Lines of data

* START *

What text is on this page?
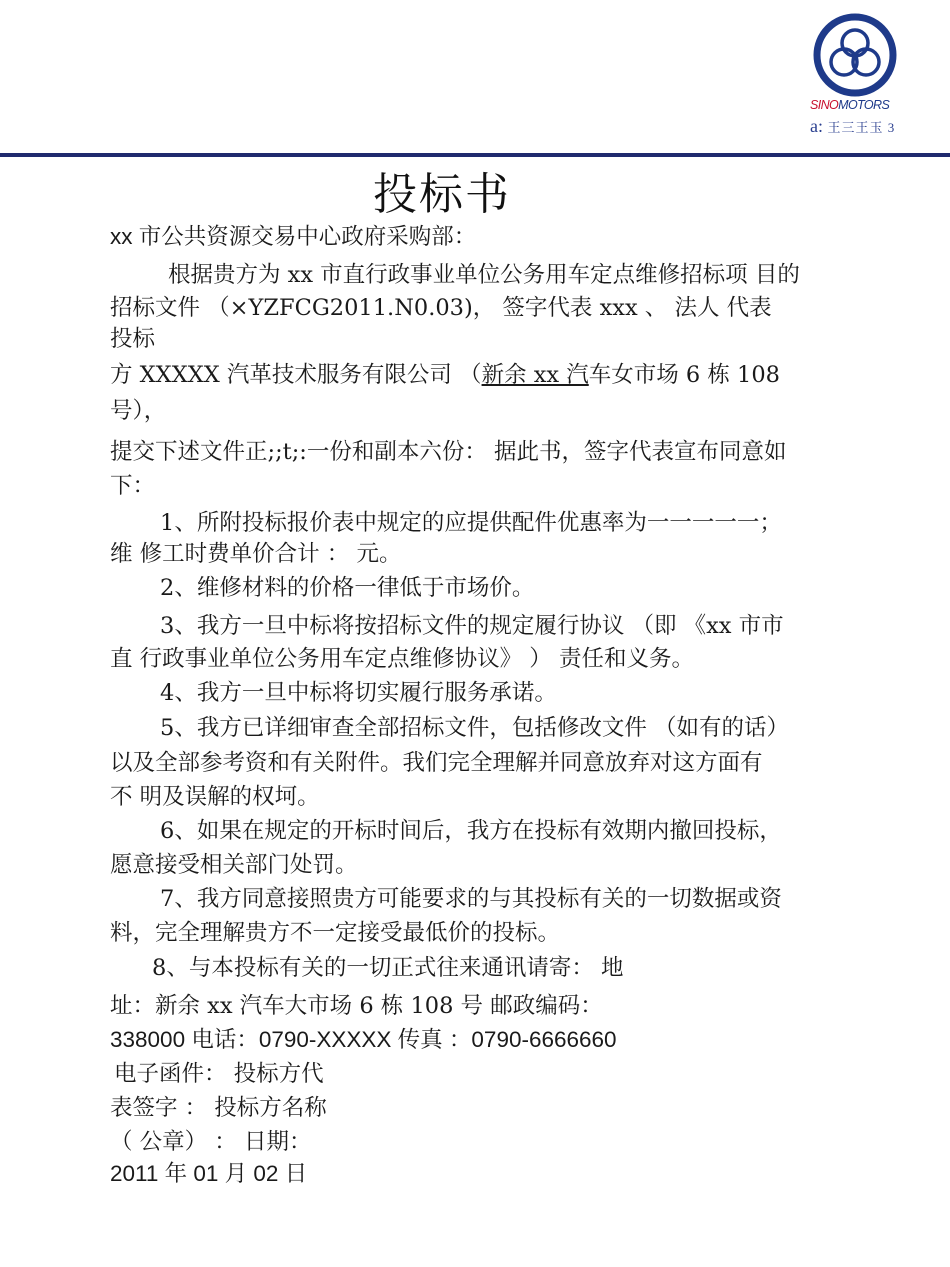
SINOMOTORS
a: 王三王玉 3
投标书
xx 市公共资源交易中心政府采购部：
根据贵方为 xx 市直行政事业单位公务用车定点维修招标项 目的
招标文件 （×YZFCG2011.N0.03)， 签字代表 xxx 、 法人 代表
投标
方 XXXXX 汽革技术服务有限公司 （新余 xx 汽车女市场 6 栋 108
号），
提交下述文件正;;t;:一份和副本六份： 据此书，签字代表宣布同意如
下：
1、所附投标报价表中规定的应提供配件优惠率为一一一一一；
维 修工时费单价合计 ： 元。
2、维修材料的价格一律低于市场价。
3、我方一旦中标将按招标文件的规定履行协议 （即 《xx 市市
直 行政事业单位公务用车定点维修协议》 ） 责任和义务。
4、我方一旦中标将切实履行服务承诺。
5、我方已详细审查全部招标文件，包括修改文件 （如有的话）
以及全部参考资和有关附件。我们完全理解并同意放弃对这方面有
不 明及误解的权坷。
6、如果在规定的开标时间后，我方在投标有效期内撤回投标，
愿意接受相关部门处罚。
7、我方同意接照贵方可能要求的与其投标有关的一切数据或资
料，完全理解贵方不一定接受最低价的投标。
8、与本投标有关的一切正式往来通讯请寄： 地
址：新余 xx 汽车大市场 6 栋 108 号 邮政编码：
338000 电话：0790-XXXXX 传真 ：0790-6666660
电子函件： 投标方代
表签字 ： 投标方名称
（ 公章） ： 日期：
2011 年 01 月 02 日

* END *

Problem to work on: The entries above should be reproduced exactly, without their pictures.

Response:
What text is on this page?
SINOMOTORS
a: 王三王玉 3
投标书
xx 市公共资源交易中心政府采购部：
根据贵方为 xx 市直行政事业单位公务用车定点维修招标项 目的
招标文件 （×YZFCG2011.N0.03)， 签字代表 xxx 、 法人 代表
投标
方 XXXXX 汽革技术服务有限公司 （新余 xx 汽车女市场 6 栋 108
号），
提交下述文件正;;t;:一份和副本六份： 据此书，签字代表宣布同意如
下：
1、所附投标报价表中规定的应提供配件优惠率为一一一一一；
维 修工时费单价合计 ： 元。
2、维修材料的价格一律低于市场价。
3、我方一旦中标将按招标文件的规定履行协议 （即 《xx 市市
直 行政事业单位公务用车定点维修协议》 ） 责任和义务。
4、我方一旦中标将切实履行服务承诺。
5、我方已详细审查全部招标文件，包括修改文件 （如有的话）
以及全部参考资和有关附件。我们完全理解并同意放弃对这方面有
不 明及误解的权坷。
6、如果在规定的开标时间后，我方在投标有效期内撤回投标，
愿意接受相关部门处罚。
7、我方同意接照贵方可能要求的与其投标有关的一切数据或资
料，完全理解贵方不一定接受最低价的投标。
8、与本投标有关的一切正式往来通讯请寄： 地
址：新余 xx 汽车大市场 6 栋 108 号 邮政编码：
338000 电话：0790-XXXXX 传真 ：0790-6666660
电子函件： 投标方代
表签字 ： 投标方名称
（ 公章） ： 日期：
2011 年 01 月 02 日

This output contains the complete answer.